**Aim**
Produce an exact copy of all the data below, dropping every image.

**Data excerpts**
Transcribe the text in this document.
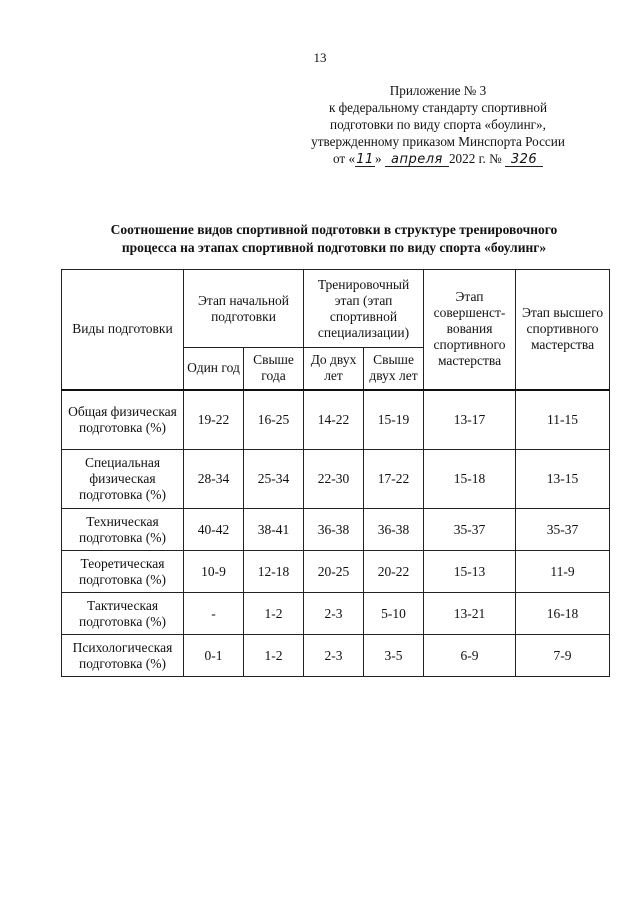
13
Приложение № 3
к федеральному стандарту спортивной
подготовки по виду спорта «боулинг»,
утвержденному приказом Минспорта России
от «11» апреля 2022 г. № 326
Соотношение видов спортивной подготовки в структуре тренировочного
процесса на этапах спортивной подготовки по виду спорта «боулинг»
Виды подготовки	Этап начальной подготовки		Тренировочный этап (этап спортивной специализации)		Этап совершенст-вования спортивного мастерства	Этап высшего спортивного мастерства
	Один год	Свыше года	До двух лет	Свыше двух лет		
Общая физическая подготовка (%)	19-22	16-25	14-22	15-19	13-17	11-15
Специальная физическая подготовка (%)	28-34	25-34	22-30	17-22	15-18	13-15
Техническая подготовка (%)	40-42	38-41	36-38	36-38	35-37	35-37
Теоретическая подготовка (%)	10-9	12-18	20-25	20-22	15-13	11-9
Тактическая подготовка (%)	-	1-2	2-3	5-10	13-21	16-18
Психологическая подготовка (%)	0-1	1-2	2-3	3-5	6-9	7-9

**Output below**
Transcribe the text in this document.
13
Приложение № 3
к федеральному стандарту спортивной
подготовки по виду спорта «боулинг»,
утвержденному приказом Минспорта России
от «11» апреля 2022 г. № 326
Соотношение видов спортивной подготовки в структуре тренировочного
процесса на этапах спортивной подготовки по виду спорта «боулинг»
Виды подготовки	Этап начальной подготовки		Тренировочный этап (этап спортивной специализации)		Этап совершенст-вования спортивного мастерства	Этап высшего спортивного мастерства
	Один год	Свыше года	До двух лет	Свыше двух лет		
Общая физическая подготовка (%)	19-22	16-25	14-22	15-19	13-17	11-15
Специальная физическая подготовка (%)	28-34	25-34	22-30	17-22	15-18	13-15
Техническая подготовка (%)	40-42	38-41	36-38	36-38	35-37	35-37
Теоретическая подготовка (%)	10-9	12-18	20-25	20-22	15-13	11-9
Тактическая подготовка (%)	-	1-2	2-3	5-10	13-21	16-18
Психологическая подготовка (%)	0-1	1-2	2-3	3-5	6-9	7-9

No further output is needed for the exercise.